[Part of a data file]
══════════════════════════════
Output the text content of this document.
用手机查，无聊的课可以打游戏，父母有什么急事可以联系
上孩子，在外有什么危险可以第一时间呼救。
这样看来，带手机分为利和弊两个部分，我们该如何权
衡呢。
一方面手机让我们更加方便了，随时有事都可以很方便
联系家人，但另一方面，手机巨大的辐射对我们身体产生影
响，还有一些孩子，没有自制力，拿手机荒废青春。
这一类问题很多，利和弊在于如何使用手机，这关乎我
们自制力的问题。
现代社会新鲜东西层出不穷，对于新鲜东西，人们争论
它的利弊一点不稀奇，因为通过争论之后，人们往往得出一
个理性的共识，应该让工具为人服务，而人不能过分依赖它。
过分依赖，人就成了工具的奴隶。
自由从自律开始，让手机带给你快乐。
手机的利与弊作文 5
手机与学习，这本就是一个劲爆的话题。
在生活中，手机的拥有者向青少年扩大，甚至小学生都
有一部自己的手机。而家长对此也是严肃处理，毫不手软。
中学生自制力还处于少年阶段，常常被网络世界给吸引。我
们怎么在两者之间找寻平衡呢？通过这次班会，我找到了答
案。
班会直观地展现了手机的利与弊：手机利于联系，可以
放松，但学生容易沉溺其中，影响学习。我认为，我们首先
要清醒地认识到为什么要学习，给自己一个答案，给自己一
══════════════════════════════
Instructions for the task: Working from the material above, retype it in its entirety without change.

Written answer:
Output the text content of this document.
用手机查，无聊的课可以打游戏，父母有什么急事可以联系
上孩子，在外有什么危险可以第一时间呼救。
这样看来，带手机分为利和弊两个部分，我们该如何权
衡呢。
一方面手机让我们更加方便了，随时有事都可以很方便
联系家人，但另一方面，手机巨大的辐射对我们身体产生影
响，还有一些孩子，没有自制力，拿手机荒废青春。
这一类问题很多，利和弊在于如何使用手机，这关乎我
们自制力的问题。
现代社会新鲜东西层出不穷，对于新鲜东西，人们争论
它的利弊一点不稀奇，因为通过争论之后，人们往往得出一
个理性的共识，应该让工具为人服务，而人不能过分依赖它。
过分依赖，人就成了工具的奴隶。
自由从自律开始，让手机带给你快乐。
手机的利与弊作文 5
手机与学习，这本就是一个劲爆的话题。
在生活中，手机的拥有者向青少年扩大，甚至小学生都
有一部自己的手机。而家长对此也是严肃处理，毫不手软。
中学生自制力还处于少年阶段，常常被网络世界给吸引。我
们怎么在两者之间找寻平衡呢？通过这次班会，我找到了答
案。
班会直观地展现了手机的利与弊：手机利于联系，可以
放松，但学生容易沉溺其中，影响学习。我认为，我们首先
要清醒地认识到为什么要学习，给自己一个答案，给自己一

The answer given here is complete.